> [Source passage]:
################

[Reposted] How to configure data reader to receive data in the order that are sent?

5 posts / 0 new
Last post
Offline
Last seen: 10 years 7 months ago
Joined: 12/19/2013
Posts: 5
[Reposted] How to configure data reader to receive data in the order that are sent?

Please help, I am in a crunch mode for a demo and my DDS app is not behaving as expected.

I have two apps running in a standalone linux box.  App1 has one publisher with 4 datawriters, one for each topic.  This is supposed to be a realtime app which is required to write hundreds of messages per topic for each 640ms.  App2 is the receivers of all the messages that App1 publishes, one receiver per topic.  I am using UDP unicast for transport with ASYNCHRONOUS_PUBLISH_MODE_QOS and RELIABILITY_QOS.


The goal is to have App1 generates n number of messages per topic and send them in order from topic 1 to topic 4.  The expectation is I want App2 to receive the messages in the same order that APP1 is sent and they all should be received within 640ms.  Here are the problems I am having:

1.  For a sample of 50 messages per topic, App1 only took 30 ms to write the 200 messages (50 for topic 1, then the next 50 for topic 2.....).  However, on the receiver side, it took so long to receive all 200 messages (1000 - 2000 ms).  Observing the trace statements with timestamp, I can see that one reader receives a whole bunch, then there is a pause period before the other readers get to receive its messages.  Is it the writter that did not flush the messages or the reader that are slow and how can I improve performance for this problem?  I need to have App2 receives all messages to act upon them within the 640ms.

2. The messages received by App2 are not in the order that was sent.  For example, it sometimes receives message from topic 4 before message from topic 3.  And in other instances, the message within the same topic are not arrived in order.  How do I force the receiver (or writer) to get the messages in the order that they are sent?


Any help is greatly appreciate.  Thanks.

Organization:
Keywords:
rip
rip's picture
Offline
Last seen: 3 hours 30 min ago
Joined: 04/06/2012
Posts: 324

Hi Michelle,

Do you have batching enabled? (note: Batching is probably the answer to your problem)

How many participants are in use?

How big are the individual samples that are being written?

Regards,

rip

Offline
Last seen: 10 years 7 months ago
Joined: 12/19/2013
Posts: 5

I tried to enable batch but with batching on, app 2 does not get the last few messages app1 sent, looks like the msgs are stucked in the queue waiting to meet its quota before sending out,    This is the parameter i used for enabling batch:

<batch> <enable>true</enable>
 <max_data_bytes>30720</max_data_bytes>
<!-- 30 KB -->
 <max_samples>LENGTH_UNLIMITED</max_samples>
<!-- Batches can be flushed to the network based on an elapsed time. -->
 -<max_flush_delay> <sec>DURATION_INFINITE_SEC</sec> <nanosec>DURATION_INFINITE_NSEC</nanosec> </max_flush_delay>

</batch>

For each app, I have 2 domains with one participant for each domain.

################

> [Stored data]:
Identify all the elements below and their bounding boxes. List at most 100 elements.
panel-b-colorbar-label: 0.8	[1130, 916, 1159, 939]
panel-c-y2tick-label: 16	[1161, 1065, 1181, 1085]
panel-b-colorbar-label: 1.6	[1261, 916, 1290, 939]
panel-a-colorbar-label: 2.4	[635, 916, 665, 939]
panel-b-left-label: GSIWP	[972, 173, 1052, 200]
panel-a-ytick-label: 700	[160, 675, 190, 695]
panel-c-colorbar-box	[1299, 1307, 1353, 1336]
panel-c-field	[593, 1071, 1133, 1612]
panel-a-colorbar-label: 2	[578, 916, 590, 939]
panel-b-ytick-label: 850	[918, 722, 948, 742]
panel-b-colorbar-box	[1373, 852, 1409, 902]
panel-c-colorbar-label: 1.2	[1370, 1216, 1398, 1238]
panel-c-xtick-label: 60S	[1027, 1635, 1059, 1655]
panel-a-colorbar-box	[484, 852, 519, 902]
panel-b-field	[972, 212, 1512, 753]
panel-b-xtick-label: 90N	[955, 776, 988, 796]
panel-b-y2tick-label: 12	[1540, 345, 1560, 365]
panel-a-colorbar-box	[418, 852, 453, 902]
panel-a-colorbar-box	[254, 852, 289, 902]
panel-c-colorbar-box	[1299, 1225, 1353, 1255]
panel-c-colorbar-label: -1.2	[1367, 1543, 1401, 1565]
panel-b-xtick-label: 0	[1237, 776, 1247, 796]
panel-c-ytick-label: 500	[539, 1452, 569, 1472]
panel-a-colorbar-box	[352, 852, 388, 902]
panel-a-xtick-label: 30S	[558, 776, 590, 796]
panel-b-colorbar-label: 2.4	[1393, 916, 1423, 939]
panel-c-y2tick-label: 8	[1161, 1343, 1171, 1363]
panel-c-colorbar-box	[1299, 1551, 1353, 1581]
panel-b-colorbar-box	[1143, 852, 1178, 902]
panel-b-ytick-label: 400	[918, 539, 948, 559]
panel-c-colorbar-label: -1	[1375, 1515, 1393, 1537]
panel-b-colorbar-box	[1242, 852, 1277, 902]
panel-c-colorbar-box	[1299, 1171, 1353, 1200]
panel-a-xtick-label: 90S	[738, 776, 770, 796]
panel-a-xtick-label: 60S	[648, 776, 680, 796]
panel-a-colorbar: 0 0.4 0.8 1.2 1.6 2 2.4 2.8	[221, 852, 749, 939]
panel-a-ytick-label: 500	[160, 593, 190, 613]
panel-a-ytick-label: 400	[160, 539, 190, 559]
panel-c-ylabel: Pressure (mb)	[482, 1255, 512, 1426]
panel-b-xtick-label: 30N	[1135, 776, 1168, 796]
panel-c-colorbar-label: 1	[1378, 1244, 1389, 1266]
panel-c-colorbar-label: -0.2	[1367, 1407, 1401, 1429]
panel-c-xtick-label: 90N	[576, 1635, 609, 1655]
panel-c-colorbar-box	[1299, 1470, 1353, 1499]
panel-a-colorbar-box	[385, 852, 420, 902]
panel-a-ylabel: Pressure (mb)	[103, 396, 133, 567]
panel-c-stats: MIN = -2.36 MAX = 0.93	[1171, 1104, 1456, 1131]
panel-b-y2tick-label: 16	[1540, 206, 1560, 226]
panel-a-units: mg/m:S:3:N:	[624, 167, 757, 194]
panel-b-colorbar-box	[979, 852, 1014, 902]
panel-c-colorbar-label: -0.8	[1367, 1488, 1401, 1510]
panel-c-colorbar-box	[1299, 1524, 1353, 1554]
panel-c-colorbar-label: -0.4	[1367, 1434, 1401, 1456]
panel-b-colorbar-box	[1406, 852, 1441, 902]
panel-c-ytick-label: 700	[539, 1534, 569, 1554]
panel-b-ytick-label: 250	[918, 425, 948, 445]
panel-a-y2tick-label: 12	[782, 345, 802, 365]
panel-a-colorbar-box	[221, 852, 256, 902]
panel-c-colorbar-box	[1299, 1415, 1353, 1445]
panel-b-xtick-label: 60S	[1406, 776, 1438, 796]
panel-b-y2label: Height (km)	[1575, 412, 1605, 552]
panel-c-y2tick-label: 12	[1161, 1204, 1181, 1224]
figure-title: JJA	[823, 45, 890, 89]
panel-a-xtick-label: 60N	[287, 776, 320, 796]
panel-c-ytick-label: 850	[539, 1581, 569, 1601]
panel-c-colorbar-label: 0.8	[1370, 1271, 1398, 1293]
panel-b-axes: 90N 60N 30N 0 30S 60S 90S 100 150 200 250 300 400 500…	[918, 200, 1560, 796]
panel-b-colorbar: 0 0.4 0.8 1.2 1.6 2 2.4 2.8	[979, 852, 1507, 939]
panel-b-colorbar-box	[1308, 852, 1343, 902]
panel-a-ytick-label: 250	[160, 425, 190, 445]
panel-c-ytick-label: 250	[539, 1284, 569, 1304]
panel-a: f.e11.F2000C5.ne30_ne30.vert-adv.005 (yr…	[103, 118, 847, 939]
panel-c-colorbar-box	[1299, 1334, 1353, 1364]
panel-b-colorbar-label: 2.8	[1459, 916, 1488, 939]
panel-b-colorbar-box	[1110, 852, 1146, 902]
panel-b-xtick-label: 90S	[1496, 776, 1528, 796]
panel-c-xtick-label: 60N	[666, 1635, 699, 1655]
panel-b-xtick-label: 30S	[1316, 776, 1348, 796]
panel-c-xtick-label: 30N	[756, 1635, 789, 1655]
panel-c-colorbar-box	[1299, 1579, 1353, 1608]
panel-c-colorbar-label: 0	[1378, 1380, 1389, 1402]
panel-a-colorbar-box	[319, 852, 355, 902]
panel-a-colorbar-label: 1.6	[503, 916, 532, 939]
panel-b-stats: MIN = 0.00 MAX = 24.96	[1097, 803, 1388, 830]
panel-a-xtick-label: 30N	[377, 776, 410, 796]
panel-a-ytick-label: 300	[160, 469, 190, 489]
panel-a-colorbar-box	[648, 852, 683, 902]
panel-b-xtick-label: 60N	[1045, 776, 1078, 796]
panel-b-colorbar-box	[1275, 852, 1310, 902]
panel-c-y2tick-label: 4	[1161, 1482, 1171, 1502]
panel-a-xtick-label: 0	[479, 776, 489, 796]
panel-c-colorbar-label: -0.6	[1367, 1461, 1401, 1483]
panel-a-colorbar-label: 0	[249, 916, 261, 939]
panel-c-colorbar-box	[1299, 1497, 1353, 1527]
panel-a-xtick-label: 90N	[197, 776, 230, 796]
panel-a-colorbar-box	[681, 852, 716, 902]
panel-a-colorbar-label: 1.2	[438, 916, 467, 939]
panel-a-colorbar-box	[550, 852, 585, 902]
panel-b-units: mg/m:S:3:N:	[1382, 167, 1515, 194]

################

> [What you need to do]:
• 1. In the DDS forum thread, how long did App1 take to write the 200 messages?
• 2. Please list every setting in the batch configuration that the poster quotes in the DDS forum thread, along with its value.

> [The replies]:
• 1. 30 ms.

• 2.
- enable: true
- max_data_bytes: 30720
- max_samples: LENGTH_UNLIMITED
- max_flush_delay: sec DURATION_INFINITE_SEC, nanosec DURATION_INFINITE_NSEC